[Lines of data]
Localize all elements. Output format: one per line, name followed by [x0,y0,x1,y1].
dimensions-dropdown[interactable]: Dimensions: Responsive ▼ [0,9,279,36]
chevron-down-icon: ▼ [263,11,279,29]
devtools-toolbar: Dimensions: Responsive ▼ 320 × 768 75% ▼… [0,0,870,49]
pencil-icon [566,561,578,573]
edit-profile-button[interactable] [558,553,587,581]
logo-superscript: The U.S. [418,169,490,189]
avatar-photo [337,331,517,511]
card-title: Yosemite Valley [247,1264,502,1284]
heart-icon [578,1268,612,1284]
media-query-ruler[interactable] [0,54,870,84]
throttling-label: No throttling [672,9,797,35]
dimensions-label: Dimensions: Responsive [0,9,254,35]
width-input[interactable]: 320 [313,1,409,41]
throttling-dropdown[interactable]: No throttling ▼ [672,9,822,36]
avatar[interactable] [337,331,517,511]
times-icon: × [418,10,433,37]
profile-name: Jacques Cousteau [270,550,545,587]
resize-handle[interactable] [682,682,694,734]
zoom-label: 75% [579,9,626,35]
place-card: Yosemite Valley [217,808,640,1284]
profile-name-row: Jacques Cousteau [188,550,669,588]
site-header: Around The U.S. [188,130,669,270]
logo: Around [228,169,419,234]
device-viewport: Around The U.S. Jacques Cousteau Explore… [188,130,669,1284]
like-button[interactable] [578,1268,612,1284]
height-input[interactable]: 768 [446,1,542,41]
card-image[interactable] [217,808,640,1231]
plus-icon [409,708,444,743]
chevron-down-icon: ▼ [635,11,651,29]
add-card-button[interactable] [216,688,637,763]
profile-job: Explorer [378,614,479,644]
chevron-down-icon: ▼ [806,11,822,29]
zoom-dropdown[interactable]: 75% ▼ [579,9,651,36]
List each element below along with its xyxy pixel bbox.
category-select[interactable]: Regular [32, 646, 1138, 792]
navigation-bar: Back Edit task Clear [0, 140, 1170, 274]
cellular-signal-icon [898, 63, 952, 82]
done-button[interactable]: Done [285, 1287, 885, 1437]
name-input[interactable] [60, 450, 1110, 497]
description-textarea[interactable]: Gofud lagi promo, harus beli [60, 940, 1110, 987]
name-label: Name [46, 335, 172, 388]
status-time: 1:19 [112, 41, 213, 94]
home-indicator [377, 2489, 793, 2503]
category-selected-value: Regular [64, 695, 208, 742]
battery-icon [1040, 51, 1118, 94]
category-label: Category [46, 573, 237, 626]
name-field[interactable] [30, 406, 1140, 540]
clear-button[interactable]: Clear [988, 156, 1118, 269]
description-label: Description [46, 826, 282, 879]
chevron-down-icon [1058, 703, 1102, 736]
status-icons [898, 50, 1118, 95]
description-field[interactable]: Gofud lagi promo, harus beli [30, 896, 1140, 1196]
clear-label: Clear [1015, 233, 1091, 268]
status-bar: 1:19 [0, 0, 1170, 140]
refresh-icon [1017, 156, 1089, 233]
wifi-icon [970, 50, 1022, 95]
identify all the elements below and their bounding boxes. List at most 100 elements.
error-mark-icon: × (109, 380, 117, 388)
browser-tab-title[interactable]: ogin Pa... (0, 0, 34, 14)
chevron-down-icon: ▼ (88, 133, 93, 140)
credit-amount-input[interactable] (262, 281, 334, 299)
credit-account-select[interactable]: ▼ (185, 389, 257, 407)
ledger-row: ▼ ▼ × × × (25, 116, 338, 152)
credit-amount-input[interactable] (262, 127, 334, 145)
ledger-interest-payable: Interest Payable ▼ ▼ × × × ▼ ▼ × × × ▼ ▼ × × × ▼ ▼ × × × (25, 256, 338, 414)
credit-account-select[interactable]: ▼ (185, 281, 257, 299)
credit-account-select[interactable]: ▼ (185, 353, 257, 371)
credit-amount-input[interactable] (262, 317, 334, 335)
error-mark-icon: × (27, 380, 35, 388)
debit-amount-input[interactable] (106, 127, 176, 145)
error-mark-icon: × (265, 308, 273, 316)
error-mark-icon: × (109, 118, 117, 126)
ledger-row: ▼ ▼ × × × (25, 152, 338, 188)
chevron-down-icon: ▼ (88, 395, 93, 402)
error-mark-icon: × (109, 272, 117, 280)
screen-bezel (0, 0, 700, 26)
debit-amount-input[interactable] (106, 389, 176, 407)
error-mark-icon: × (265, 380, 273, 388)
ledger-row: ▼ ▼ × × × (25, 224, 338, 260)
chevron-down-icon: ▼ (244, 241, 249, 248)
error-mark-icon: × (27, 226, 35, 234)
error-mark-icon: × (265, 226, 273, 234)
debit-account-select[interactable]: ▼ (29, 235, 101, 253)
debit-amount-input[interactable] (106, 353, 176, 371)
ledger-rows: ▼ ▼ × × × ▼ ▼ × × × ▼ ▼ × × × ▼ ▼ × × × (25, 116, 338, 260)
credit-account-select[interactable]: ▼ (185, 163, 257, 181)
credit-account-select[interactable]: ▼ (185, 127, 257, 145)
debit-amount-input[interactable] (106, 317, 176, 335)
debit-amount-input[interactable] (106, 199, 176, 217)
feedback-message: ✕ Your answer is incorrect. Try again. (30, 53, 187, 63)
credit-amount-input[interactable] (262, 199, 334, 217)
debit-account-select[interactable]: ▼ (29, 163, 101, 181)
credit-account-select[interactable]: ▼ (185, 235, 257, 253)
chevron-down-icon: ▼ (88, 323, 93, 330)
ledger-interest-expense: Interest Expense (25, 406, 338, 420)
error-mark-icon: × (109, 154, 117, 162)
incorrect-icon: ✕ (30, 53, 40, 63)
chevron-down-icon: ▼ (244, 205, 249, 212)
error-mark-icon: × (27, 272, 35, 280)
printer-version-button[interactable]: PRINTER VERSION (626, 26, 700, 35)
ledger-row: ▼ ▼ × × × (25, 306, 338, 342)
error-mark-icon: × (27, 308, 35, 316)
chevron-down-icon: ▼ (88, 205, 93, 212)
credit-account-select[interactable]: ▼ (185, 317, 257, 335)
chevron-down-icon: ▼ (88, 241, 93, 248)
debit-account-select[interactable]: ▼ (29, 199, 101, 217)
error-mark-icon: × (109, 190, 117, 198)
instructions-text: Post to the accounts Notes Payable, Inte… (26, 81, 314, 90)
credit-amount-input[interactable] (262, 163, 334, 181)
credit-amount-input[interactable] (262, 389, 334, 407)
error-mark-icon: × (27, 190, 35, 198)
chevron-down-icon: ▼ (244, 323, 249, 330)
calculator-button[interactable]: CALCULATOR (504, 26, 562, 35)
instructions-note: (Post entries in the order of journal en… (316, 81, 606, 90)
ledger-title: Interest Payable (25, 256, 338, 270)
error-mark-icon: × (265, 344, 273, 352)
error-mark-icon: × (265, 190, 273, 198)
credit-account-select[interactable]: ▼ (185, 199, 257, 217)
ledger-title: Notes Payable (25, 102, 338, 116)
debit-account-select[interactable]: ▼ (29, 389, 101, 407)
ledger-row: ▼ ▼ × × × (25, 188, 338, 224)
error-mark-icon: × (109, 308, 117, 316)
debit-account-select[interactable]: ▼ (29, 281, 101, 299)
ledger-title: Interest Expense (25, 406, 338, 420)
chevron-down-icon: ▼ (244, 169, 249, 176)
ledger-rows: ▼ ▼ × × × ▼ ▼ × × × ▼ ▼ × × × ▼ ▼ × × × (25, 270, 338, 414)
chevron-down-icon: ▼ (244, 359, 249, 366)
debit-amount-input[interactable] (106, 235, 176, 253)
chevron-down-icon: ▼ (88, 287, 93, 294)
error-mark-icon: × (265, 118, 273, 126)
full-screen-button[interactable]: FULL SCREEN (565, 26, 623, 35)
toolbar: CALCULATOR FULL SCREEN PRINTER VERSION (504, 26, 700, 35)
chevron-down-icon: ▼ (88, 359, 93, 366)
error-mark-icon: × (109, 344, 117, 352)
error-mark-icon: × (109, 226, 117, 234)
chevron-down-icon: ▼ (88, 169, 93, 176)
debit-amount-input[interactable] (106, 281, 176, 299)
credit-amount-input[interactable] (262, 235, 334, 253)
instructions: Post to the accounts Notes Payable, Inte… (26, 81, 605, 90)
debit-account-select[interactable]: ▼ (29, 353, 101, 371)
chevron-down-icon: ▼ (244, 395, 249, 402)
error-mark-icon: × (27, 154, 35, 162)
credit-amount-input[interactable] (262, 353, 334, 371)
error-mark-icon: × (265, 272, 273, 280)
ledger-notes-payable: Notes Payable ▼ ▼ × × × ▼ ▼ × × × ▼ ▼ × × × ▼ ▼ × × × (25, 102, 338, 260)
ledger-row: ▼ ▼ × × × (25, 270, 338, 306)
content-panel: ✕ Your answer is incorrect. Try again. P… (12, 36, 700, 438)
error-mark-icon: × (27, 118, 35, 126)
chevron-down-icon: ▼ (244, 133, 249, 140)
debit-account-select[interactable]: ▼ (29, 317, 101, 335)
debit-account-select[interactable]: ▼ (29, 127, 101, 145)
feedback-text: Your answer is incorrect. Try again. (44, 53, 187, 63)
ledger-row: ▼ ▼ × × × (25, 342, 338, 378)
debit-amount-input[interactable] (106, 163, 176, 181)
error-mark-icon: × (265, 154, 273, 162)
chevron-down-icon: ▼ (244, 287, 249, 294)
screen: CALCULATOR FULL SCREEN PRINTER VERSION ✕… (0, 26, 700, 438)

### Written task
Repeat the material from its start through the line containing "logo: Around [228,169,419,234]", ending right after that line.

### Solution to this problem
Localize all elements. Output format: one per line, name followed by [x0,y0,x1,y1].
dimensions-dropdown[interactable]: Dimensions: Responsive ▼ [0,9,279,36]
chevron-down-icon: ▼ [263,11,279,29]
devtools-toolbar: Dimensions: Responsive ▼ 320 × 768 75% ▼… [0,0,870,49]
pencil-icon [566,561,578,573]
edit-profile-button[interactable] [558,553,587,581]
logo-superscript: The U.S. [418,169,490,189]
avatar-photo [337,331,517,511]
card-title: Yosemite Valley [247,1264,502,1284]
heart-icon [578,1268,612,1284]
media-query-ruler[interactable] [0,54,870,84]
throttling-label: No throttling [672,9,797,35]
dimensions-label: Dimensions: Responsive [0,9,254,35]
width-input[interactable]: 320 [313,1,409,41]
throttling-dropdown[interactable]: No throttling ▼ [672,9,822,36]
avatar[interactable] [337,331,517,511]
times-icon: × [418,10,433,37]
profile-name: Jacques Cousteau [270,550,545,587]
resize-handle[interactable] [682,682,694,734]
zoom-label: 75% [579,9,626,35]
place-card: Yosemite Valley [217,808,640,1284]
profile-name-row: Jacques Cousteau [188,550,669,588]
site-header: Around The U.S. [188,130,669,270]
logo: Around [228,169,419,234]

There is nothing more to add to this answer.